start INPUT RECORDS

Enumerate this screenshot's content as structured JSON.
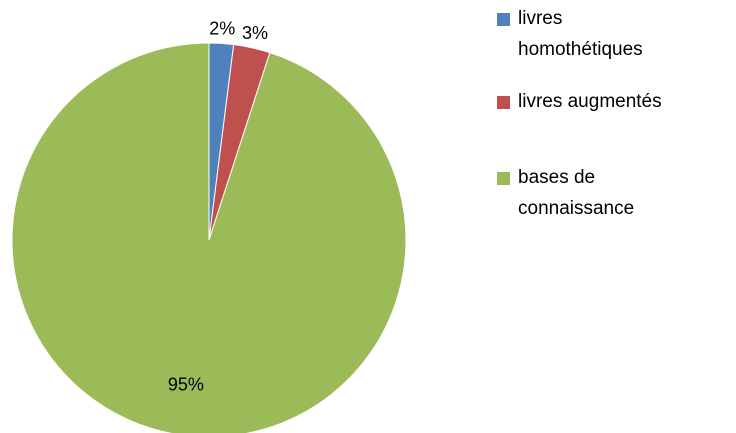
{
  "chart_data": {
    "type": "pie",
    "categories": [
      "livres homothétiques",
      "livres augmentés",
      "bases de connaissance"
    ],
    "values": [
      2,
      3,
      95
    ],
    "value_labels": [
      "2%",
      "3%",
      "95%"
    ],
    "colors": [
      "#4f81bd",
      "#c0504d",
      "#9bbb59"
    ],
    "legend": "right"
  }
}
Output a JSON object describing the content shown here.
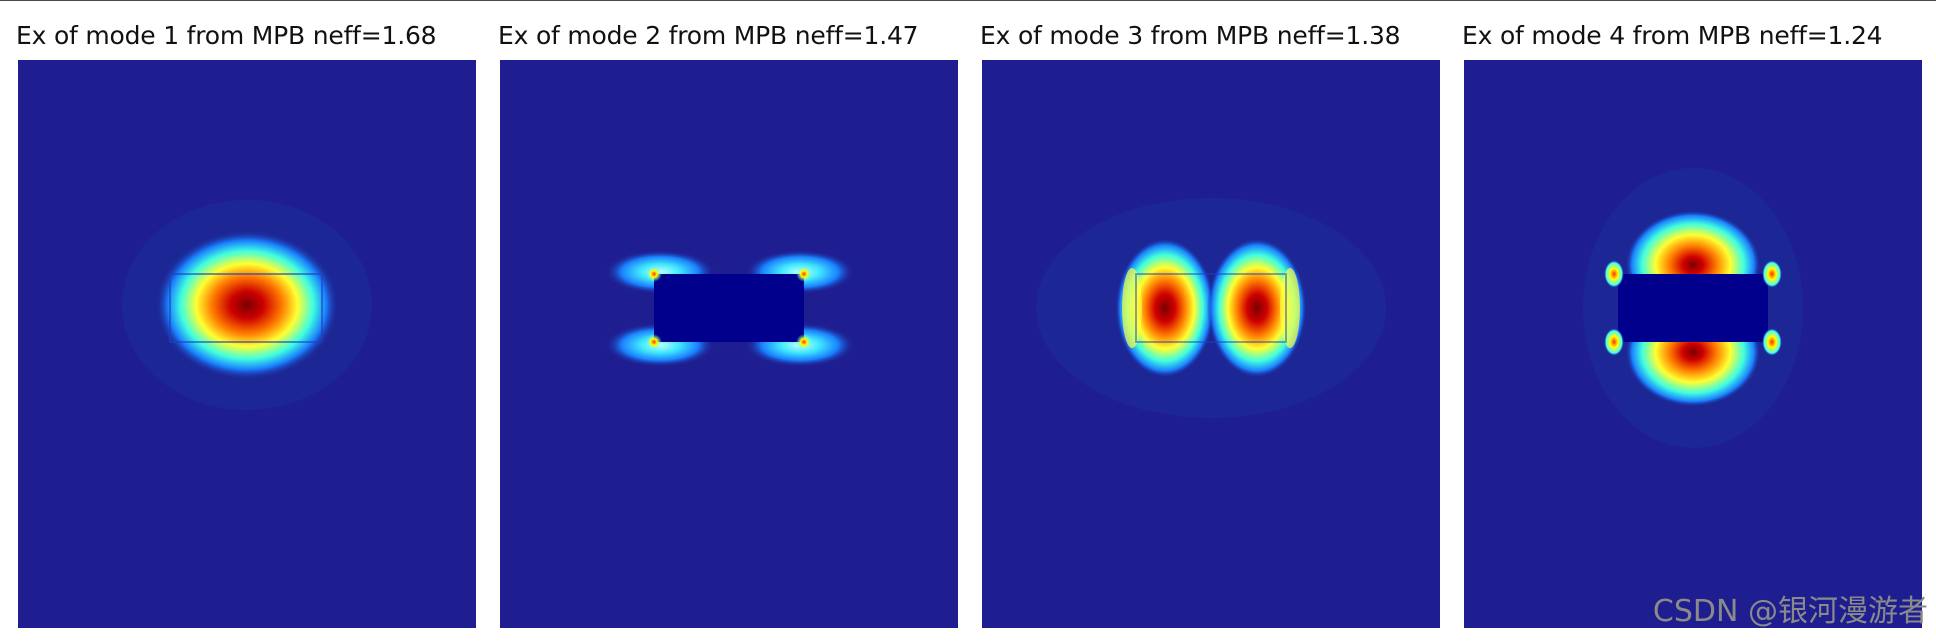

end INPUT RECORDS

■ WHAT YOU NEED TO DO ■
Copy the records above exactly, leaving out every picture.

■ RESPONSE TO THIS TASK ■
Enumerate this screenshot's content as structured JSON.
{
  "chart_data": {
    "type": "pie",
    "categories": [
      "livres homothétiques",
      "livres augmentés",
      "bases de connaissance"
    ],
    "values": [
      2,
      3,
      95
    ],
    "value_labels": [
      "2%",
      "3%",
      "95%"
    ],
    "colors": [
      "#4f81bd",
      "#c0504d",
      "#9bbb59"
    ],
    "legend": "right"
  }
}
Output a JSON object describing the content shown here.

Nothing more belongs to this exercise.